--- Start ---
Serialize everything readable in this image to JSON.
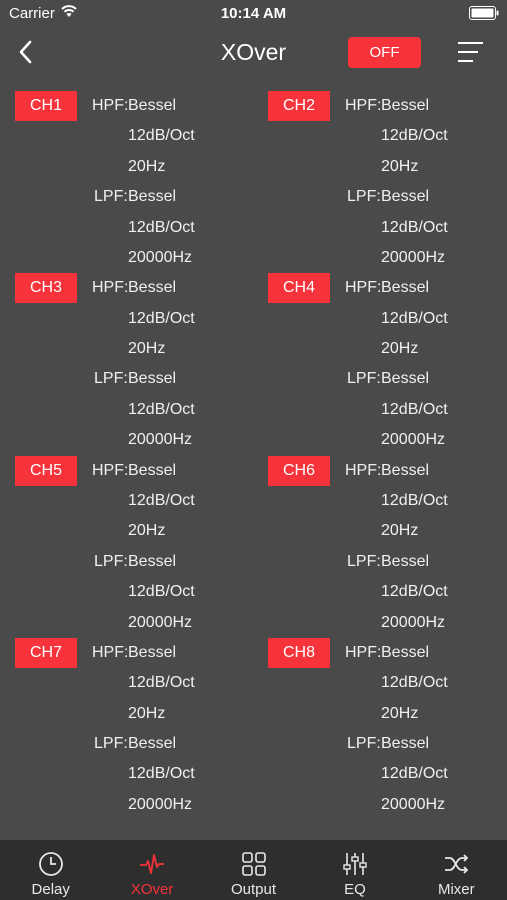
{
  "status": {
    "carrier": "Carrier",
    "time": "10:14 AM"
  },
  "nav": {
    "title": "XOver",
    "off_label": "OFF"
  },
  "labels": {
    "hpf": "HPF:",
    "lpf": "LPF:"
  },
  "channels": [
    {
      "name": "CH1",
      "hpf": [
        "Bessel",
        "12dB/Oct",
        "20Hz"
      ],
      "lpf": [
        "Bessel",
        "12dB/Oct",
        "20000Hz"
      ]
    },
    {
      "name": "CH2",
      "hpf": [
        "Bessel",
        "12dB/Oct",
        "20Hz"
      ],
      "lpf": [
        "Bessel",
        "12dB/Oct",
        "20000Hz"
      ]
    },
    {
      "name": "CH3",
      "hpf": [
        "Bessel",
        "12dB/Oct",
        "20Hz"
      ],
      "lpf": [
        "Bessel",
        "12dB/Oct",
        "20000Hz"
      ]
    },
    {
      "name": "CH4",
      "hpf": [
        "Bessel",
        "12dB/Oct",
        "20Hz"
      ],
      "lpf": [
        "Bessel",
        "12dB/Oct",
        "20000Hz"
      ]
    },
    {
      "name": "CH5",
      "hpf": [
        "Bessel",
        "12dB/Oct",
        "20Hz"
      ],
      "lpf": [
        "Bessel",
        "12dB/Oct",
        "20000Hz"
      ]
    },
    {
      "name": "CH6",
      "hpf": [
        "Bessel",
        "12dB/Oct",
        "20Hz"
      ],
      "lpf": [
        "Bessel",
        "12dB/Oct",
        "20000Hz"
      ]
    },
    {
      "name": "CH7",
      "hpf": [
        "Bessel",
        "12dB/Oct",
        "20Hz"
      ],
      "lpf": [
        "Bessel",
        "12dB/Oct",
        "20000Hz"
      ]
    },
    {
      "name": "CH8",
      "hpf": [
        "Bessel",
        "12dB/Oct",
        "20Hz"
      ],
      "lpf": [
        "Bessel",
        "12dB/Oct",
        "20000Hz"
      ]
    }
  ],
  "tabs": [
    {
      "label": "Delay",
      "icon": "clock-icon"
    },
    {
      "label": "XOver",
      "icon": "pulse-icon",
      "active": true
    },
    {
      "label": "Output",
      "icon": "grid-icon"
    },
    {
      "label": "EQ",
      "icon": "sliders-icon"
    },
    {
      "label": "Mixer",
      "icon": "shuffle-icon"
    }
  ],
  "colors": {
    "accent": "#f6323a",
    "background": "#4a4a4a",
    "tabbar": "#2e2e2e"
  }
}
--- End ---
__Given exercise__
Filter the data for the string "name" and copy every line that has it.

__Expected answer__
      "name": "CH1",
      "name": "CH2",
      "name": "CH3",
      "name": "CH4",
      "name": "CH5",
      "name": "CH6",
      "name": "CH7",
      "name": "CH8",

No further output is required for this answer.